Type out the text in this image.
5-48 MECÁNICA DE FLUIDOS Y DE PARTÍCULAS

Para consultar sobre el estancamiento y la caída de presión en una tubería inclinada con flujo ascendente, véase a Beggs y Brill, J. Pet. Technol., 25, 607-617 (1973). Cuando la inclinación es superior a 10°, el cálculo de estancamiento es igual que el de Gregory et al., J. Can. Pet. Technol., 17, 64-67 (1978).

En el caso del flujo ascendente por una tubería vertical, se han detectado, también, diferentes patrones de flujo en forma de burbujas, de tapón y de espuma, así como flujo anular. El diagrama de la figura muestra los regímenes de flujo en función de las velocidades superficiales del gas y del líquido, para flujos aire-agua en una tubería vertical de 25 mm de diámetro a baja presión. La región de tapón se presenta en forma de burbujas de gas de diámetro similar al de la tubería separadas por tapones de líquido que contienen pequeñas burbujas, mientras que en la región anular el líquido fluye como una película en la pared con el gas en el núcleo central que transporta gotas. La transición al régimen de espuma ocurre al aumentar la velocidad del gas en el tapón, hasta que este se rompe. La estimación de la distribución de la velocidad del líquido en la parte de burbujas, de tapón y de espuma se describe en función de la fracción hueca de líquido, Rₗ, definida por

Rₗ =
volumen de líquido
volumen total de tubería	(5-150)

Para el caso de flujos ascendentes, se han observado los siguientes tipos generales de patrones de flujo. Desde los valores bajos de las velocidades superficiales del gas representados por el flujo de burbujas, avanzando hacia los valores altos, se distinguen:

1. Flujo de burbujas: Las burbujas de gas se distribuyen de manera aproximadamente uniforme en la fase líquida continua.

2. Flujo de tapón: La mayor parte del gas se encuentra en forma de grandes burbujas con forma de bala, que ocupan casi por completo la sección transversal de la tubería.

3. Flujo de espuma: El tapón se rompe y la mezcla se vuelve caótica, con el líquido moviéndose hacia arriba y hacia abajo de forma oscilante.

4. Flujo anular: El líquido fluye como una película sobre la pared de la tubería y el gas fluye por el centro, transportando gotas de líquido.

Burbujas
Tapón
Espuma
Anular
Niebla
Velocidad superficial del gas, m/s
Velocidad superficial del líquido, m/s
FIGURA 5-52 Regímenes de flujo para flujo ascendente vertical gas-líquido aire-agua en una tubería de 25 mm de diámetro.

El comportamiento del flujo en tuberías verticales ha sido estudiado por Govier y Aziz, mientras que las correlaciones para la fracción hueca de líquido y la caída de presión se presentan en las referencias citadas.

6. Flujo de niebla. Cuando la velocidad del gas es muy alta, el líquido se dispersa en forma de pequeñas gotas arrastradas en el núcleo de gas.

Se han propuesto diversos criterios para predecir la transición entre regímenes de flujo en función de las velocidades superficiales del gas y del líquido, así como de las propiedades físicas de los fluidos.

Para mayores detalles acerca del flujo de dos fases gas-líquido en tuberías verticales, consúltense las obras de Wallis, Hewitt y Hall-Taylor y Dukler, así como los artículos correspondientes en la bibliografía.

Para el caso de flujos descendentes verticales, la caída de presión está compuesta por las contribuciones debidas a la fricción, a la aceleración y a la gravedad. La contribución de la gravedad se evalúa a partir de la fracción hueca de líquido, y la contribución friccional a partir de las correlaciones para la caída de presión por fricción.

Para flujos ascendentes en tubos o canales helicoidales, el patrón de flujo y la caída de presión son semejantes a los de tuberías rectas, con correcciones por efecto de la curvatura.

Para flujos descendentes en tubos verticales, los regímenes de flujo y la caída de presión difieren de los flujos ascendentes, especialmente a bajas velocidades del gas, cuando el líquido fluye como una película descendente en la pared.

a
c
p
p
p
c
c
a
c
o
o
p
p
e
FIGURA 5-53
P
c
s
___
• _Required work_
Repeat the records exactly, including every line.

• _Response to this exercise_
Type out the text in this image.
5-48 MECÁNICA DE FLUIDOS Y DE PARTÍCULAS

Para consultar sobre el estancamiento y la caída de presión en una tubería inclinada con flujo ascendente, véase a Beggs y Brill, J. Pet. Technol., 25, 607-617 (1973). Cuando la inclinación es superior a 10°, el cálculo de estancamiento es igual que el de Gregory et al., J. Can. Pet. Technol., 17, 64-67 (1978).

En el caso del flujo ascendente por una tubería vertical, se han detectado, también, diferentes patrones de flujo en forma de burbujas, de tapón y de espuma, así como flujo anular. El diagrama de la figura muestra los regímenes de flujo en función de las velocidades superficiales del gas y del líquido, para flujos aire-agua en una tubería vertical de 25 mm de diámetro a baja presión. La región de tapón se presenta en forma de burbujas de gas de diámetro similar al de la tubería separadas por tapones de líquido que contienen pequeñas burbujas, mientras que en la región anular el líquido fluye como una película en la pared con el gas en el núcleo central que transporta gotas. La transición al régimen de espuma ocurre al aumentar la velocidad del gas en el tapón, hasta que este se rompe. La estimación de la distribución de la velocidad del líquido en la parte de burbujas, de tapón y de espuma se describe en función de la fracción hueca de líquido, Rₗ, definida por

Rₗ =
volumen de líquido
volumen total de tubería	(5-150)

Para el caso de flujos ascendentes, se han observado los siguientes tipos generales de patrones de flujo. Desde los valores bajos de las velocidades superficiales del gas representados por el flujo de burbujas, avanzando hacia los valores altos, se distinguen:

1. Flujo de burbujas: Las burbujas de gas se distribuyen de manera aproximadamente uniforme en la fase líquida continua.

2. Flujo de tapón: La mayor parte del gas se encuentra en forma de grandes burbujas con forma de bala, que ocupan casi por completo la sección transversal de la tubería.

3. Flujo de espuma: El tapón se rompe y la mezcla se vuelve caótica, con el líquido moviéndose hacia arriba y hacia abajo de forma oscilante.

4. Flujo anular: El líquido fluye como una película sobre la pared de la tubería y el gas fluye por el centro, transportando gotas de líquido.

Burbujas
Tapón
Espuma
Anular
Niebla
Velocidad superficial del gas, m/s
Velocidad superficial del líquido, m/s
FIGURA 5-52 Regímenes de flujo para flujo ascendente vertical gas-líquido aire-agua en una tubería de 25 mm de diámetro.

El comportamiento del flujo en tuberías verticales ha sido estudiado por Govier y Aziz, mientras que las correlaciones para la fracción hueca de líquido y la caída de presión se presentan en las referencias citadas.

6. Flujo de niebla. Cuando la velocidad del gas es muy alta, el líquido se dispersa en forma de pequeñas gotas arrastradas en el núcleo de gas.

Se han propuesto diversos criterios para predecir la transición entre regímenes de flujo en función de las velocidades superficiales del gas y del líquido, así como de las propiedades físicas de los fluidos.

Para mayores detalles acerca del flujo de dos fases gas-líquido en tuberías verticales, consúltense las obras de Wallis, Hewitt y Hall-Taylor y Dukler, así como los artículos correspondientes en la bibliografía.

Para el caso de flujos descendentes verticales, la caída de presión está compuesta por las contribuciones debidas a la fricción, a la aceleración y a la gravedad. La contribución de la gravedad se evalúa a partir de la fracción hueca de líquido, y la contribución friccional a partir de las correlaciones para la caída de presión por fricción.

Para flujos ascendentes en tubos o canales helicoidales, el patrón de flujo y la caída de presión son semejantes a los de tuberías rectas, con correcciones por efecto de la curvatura.

Para flujos descendentes en tubos verticales, los regímenes de flujo y la caída de presión difieren de los flujos ascendentes, especialmente a bajas velocidades del gas, cuando el líquido fluye como una película descendente en la pared.

a
c
p
p
p
c
c
a
c
o
o
p
p
e
FIGURA 5-53
P
c
s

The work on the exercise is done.